GIVEN REQUEST
Give back the records below exactly, every one, with no pictures.

DATASET
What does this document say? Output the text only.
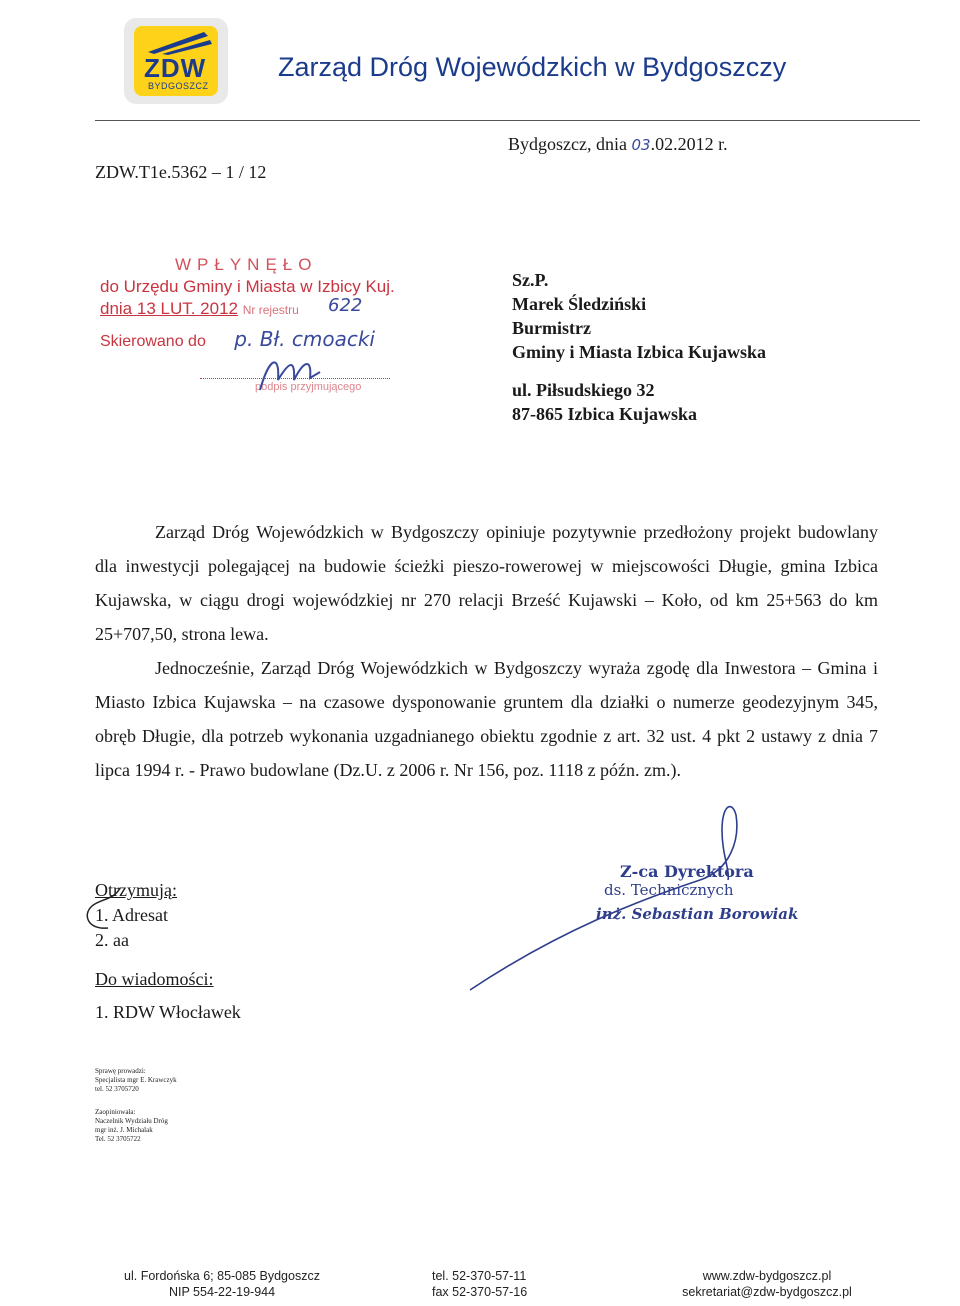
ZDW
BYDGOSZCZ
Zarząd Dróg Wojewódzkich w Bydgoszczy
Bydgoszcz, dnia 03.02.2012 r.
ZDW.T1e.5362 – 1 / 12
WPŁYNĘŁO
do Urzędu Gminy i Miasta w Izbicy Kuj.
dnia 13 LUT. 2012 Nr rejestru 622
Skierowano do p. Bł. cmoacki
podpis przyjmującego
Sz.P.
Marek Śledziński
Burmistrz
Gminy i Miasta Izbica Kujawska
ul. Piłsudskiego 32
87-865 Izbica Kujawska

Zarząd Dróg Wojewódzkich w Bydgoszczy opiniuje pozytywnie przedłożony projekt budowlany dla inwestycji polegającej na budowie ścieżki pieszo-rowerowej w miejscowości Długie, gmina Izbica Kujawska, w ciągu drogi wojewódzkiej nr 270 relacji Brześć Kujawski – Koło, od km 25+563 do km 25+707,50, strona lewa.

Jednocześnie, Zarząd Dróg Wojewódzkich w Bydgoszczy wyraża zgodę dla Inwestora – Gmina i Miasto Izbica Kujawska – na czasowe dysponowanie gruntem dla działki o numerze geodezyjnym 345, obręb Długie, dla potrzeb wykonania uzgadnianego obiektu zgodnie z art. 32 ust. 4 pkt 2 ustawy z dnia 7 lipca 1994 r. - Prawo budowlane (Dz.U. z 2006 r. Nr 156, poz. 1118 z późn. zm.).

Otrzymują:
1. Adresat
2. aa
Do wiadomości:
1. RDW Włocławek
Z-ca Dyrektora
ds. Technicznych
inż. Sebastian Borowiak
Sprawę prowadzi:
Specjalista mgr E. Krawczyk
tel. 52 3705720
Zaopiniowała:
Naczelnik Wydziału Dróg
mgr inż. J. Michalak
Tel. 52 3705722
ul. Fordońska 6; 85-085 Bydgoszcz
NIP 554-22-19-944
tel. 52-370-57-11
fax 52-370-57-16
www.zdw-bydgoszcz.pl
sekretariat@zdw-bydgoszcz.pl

TASK RESPONSE
What does this document say? Output the text only.
ZDW
BYDGOSZCZ
Zarząd Dróg Wojewódzkich w Bydgoszczy
Bydgoszcz, dnia 03.02.2012 r.
ZDW.T1e.5362 – 1 / 12
WPŁYNĘŁO
do Urzędu Gminy i Miasta w Izbicy Kuj.
dnia 13 LUT. 2012 Nr rejestru 622
Skierowano do p. Bł. cmoacki
podpis przyjmującego
Sz.P.
Marek Śledziński
Burmistrz
Gminy i Miasta Izbica Kujawska
ul. Piłsudskiego 32
87-865 Izbica Kujawska

Zarząd Dróg Wojewódzkich w Bydgoszczy opiniuje pozytywnie przedłożony projekt budowlany dla inwestycji polegającej na budowie ścieżki pieszo-rowerowej w miejscowości Długie, gmina Izbica Kujawska, w ciągu drogi wojewódzkiej nr 270 relacji Brześć Kujawski – Koło, od km 25+563 do km 25+707,50, strona lewa.

Jednocześnie, Zarząd Dróg Wojewódzkich w Bydgoszczy wyraża zgodę dla Inwestora – Gmina i Miasto Izbica Kujawska – na czasowe dysponowanie gruntem dla działki o numerze geodezyjnym 345, obręb Długie, dla potrzeb wykonania uzgadnianego obiektu zgodnie z art. 32 ust. 4 pkt 2 ustawy z dnia 7 lipca 1994 r. - Prawo budowlane (Dz.U. z 2006 r. Nr 156, poz. 1118 z późn. zm.).

Otrzymują:
1. Adresat
2. aa
Do wiadomości:
1. RDW Włocławek
Z-ca Dyrektora
ds. Technicznych
inż. Sebastian Borowiak
Sprawę prowadzi:
Specjalista mgr E. Krawczyk
tel. 52 3705720
Zaopiniowała:
Naczelnik Wydziału Dróg
mgr inż. J. Michalak
Tel. 52 3705722
ul. Fordońska 6; 85-085 Bydgoszcz
NIP 554-22-19-944
tel. 52-370-57-11
fax 52-370-57-16
www.zdw-bydgoszcz.pl
sekretariat@zdw-bydgoszcz.pl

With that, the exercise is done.